Supplied records =>
--- begin ---

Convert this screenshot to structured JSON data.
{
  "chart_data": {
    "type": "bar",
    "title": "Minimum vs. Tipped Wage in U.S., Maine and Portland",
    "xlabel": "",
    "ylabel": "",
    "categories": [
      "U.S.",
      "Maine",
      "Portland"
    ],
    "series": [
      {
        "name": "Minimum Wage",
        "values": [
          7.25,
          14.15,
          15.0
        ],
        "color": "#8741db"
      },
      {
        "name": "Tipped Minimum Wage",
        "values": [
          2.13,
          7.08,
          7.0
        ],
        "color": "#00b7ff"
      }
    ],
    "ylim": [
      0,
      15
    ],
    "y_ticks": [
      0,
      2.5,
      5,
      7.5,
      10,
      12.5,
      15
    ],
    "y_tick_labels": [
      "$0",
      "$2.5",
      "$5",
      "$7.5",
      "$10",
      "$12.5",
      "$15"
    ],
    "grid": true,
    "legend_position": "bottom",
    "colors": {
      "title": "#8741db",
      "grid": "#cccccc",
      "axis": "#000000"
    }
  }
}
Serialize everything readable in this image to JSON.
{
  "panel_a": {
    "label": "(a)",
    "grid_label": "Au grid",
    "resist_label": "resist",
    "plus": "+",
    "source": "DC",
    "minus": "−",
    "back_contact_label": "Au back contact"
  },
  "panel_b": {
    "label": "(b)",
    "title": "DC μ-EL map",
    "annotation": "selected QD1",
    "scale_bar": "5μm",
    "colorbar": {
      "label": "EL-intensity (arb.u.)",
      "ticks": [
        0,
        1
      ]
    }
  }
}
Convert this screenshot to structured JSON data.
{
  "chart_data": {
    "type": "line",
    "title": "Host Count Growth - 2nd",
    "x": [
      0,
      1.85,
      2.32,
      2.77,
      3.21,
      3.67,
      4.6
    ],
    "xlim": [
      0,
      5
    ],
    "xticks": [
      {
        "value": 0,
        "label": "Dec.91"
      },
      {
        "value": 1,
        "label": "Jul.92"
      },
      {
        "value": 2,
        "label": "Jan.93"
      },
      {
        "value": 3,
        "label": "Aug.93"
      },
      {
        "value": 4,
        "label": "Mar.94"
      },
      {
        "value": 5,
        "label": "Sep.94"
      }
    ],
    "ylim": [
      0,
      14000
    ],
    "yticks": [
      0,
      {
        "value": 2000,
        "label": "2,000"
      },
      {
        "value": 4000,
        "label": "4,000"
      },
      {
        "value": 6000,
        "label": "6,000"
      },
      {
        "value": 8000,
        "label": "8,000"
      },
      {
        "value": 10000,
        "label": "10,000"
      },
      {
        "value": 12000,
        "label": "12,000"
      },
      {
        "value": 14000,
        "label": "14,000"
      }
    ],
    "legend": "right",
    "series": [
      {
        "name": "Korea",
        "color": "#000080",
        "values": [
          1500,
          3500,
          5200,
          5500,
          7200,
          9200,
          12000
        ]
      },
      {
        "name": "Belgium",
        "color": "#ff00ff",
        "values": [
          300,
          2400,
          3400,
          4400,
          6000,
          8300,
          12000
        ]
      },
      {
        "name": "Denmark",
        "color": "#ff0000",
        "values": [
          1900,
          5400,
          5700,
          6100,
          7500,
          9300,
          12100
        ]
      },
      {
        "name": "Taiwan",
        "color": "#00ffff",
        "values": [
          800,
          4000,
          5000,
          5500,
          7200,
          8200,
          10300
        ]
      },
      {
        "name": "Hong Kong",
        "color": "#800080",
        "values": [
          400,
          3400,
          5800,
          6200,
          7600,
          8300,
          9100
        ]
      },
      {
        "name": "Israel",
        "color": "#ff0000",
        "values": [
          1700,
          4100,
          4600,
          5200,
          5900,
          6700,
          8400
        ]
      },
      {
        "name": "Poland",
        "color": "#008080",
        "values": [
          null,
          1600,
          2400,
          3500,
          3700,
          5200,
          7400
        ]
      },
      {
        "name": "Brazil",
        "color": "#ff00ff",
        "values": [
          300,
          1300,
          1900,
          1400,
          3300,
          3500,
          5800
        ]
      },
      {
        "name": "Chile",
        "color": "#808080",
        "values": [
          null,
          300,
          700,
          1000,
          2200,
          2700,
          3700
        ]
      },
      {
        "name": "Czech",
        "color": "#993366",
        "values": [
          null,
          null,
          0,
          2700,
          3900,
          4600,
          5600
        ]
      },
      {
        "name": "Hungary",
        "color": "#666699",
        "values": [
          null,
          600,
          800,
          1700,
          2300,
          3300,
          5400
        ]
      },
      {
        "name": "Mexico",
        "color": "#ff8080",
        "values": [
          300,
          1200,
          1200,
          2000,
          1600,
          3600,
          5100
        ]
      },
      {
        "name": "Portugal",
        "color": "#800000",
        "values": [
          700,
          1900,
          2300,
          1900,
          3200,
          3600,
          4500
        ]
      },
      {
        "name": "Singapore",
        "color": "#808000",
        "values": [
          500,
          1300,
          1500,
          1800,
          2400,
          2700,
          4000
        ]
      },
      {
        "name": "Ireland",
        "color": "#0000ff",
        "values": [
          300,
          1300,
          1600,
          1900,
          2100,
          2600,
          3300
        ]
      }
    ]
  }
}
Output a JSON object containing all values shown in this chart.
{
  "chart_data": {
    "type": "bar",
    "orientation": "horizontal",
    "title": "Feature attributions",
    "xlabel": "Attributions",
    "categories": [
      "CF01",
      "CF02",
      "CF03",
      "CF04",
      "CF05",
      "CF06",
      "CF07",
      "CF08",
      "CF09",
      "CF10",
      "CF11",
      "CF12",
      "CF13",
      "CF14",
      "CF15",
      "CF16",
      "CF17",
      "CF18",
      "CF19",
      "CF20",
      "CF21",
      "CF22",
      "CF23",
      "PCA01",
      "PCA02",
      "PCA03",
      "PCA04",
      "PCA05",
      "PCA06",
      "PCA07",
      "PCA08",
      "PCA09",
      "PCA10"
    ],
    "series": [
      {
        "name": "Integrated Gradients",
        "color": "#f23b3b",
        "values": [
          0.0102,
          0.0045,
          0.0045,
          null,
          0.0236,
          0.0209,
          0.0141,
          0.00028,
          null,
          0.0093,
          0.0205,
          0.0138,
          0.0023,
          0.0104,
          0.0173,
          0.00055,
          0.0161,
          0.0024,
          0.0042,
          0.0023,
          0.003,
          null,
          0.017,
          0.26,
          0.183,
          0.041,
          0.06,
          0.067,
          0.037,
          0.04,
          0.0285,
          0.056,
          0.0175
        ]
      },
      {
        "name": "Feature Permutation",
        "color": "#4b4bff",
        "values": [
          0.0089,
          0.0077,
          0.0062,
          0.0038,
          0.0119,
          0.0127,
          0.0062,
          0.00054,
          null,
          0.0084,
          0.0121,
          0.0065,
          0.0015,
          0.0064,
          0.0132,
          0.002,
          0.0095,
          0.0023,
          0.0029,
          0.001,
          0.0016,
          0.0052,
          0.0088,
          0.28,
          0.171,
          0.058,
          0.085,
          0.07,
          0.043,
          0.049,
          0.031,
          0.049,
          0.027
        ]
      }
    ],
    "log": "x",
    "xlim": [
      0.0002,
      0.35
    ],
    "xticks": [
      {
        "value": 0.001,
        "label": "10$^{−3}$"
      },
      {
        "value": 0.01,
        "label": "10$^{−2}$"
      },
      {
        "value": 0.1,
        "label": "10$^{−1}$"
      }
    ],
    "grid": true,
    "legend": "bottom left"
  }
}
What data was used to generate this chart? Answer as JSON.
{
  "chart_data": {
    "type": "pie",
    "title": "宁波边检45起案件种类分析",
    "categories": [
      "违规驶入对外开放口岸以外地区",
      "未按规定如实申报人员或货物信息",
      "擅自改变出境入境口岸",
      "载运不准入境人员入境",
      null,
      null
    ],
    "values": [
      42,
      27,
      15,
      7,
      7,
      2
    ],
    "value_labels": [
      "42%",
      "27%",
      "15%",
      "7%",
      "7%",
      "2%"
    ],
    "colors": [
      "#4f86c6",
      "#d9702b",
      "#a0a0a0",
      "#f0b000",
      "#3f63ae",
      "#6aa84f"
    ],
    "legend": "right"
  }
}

--- end ---

Exercise requirements => Each line from the one containing "What data was" through the end of the entries, both included, is to be returned exactly, with no other lines.

The completed task =>
What data was used to generate this chart? Answer as JSON.
{
  "chart_data": {
    "type": "pie",
    "title": "宁波边检45起案件种类分析",
    "categories": [
      "违规驶入对外开放口岸以外地区",
      "未按规定如实申报人员或货物信息",
      "擅自改变出境入境口岸",
      "载运不准入境人员入境",
      null,
      null
    ],
    "values": [
      42,
      27,
      15,
      7,
      7,
      2
    ],
    "value_labels": [
      "42%",
      "27%",
      "15%",
      "7%",
      "7%",
      "2%"
    ],
    "colors": [
      "#4f86c6",
      "#d9702b",
      "#a0a0a0",
      "#f0b000",
      "#3f63ae",
      "#6aa84f"
    ],
    "legend": "right"
  }
}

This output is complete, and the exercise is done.